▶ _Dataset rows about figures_
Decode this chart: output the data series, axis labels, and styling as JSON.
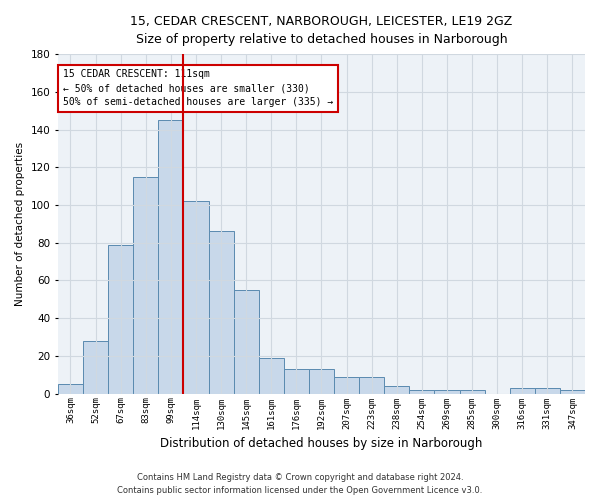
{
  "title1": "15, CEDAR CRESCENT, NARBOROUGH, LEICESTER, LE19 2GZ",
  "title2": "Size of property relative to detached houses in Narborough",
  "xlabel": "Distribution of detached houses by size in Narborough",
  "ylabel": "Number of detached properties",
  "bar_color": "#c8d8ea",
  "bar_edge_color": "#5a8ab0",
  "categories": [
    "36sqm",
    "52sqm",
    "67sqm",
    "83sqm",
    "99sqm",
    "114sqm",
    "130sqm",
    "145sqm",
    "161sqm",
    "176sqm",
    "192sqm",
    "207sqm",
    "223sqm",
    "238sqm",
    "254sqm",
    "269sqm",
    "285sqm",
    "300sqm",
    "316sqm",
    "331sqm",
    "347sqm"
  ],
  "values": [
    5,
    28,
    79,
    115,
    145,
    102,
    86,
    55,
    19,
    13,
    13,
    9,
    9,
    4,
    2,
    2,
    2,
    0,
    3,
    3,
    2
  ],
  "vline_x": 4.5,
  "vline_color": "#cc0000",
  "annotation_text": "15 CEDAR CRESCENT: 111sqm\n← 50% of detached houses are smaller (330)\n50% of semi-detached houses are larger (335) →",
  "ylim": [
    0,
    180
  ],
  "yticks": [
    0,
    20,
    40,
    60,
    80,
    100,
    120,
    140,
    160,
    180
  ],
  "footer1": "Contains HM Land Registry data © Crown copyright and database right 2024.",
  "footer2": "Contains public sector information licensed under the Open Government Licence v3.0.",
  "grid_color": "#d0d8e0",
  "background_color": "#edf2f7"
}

▶ _Exercise_
Take the entries shown above and quote them verbatim, passing over the pictures.

▶ _Expected answer_
Decode this chart: output the data series, axis labels, and styling as JSON.
{
  "title1": "15, CEDAR CRESCENT, NARBOROUGH, LEICESTER, LE19 2GZ",
  "title2": "Size of property relative to detached houses in Narborough",
  "xlabel": "Distribution of detached houses by size in Narborough",
  "ylabel": "Number of detached properties",
  "bar_color": "#c8d8ea",
  "bar_edge_color": "#5a8ab0",
  "categories": [
    "36sqm",
    "52sqm",
    "67sqm",
    "83sqm",
    "99sqm",
    "114sqm",
    "130sqm",
    "145sqm",
    "161sqm",
    "176sqm",
    "192sqm",
    "207sqm",
    "223sqm",
    "238sqm",
    "254sqm",
    "269sqm",
    "285sqm",
    "300sqm",
    "316sqm",
    "331sqm",
    "347sqm"
  ],
  "values": [
    5,
    28,
    79,
    115,
    145,
    102,
    86,
    55,
    19,
    13,
    13,
    9,
    9,
    4,
    2,
    2,
    2,
    0,
    3,
    3,
    2
  ],
  "vline_x": 4.5,
  "vline_color": "#cc0000",
  "annotation_text": "15 CEDAR CRESCENT: 111sqm\n← 50% of detached houses are smaller (330)\n50% of semi-detached houses are larger (335) →",
  "ylim": [
    0,
    180
  ],
  "yticks": [
    0,
    20,
    40,
    60,
    80,
    100,
    120,
    140,
    160,
    180
  ],
  "footer1": "Contains HM Land Registry data © Crown copyright and database right 2024.",
  "footer2": "Contains public sector information licensed under the Open Government Licence v3.0.",
  "grid_color": "#d0d8e0",
  "background_color": "#edf2f7"
}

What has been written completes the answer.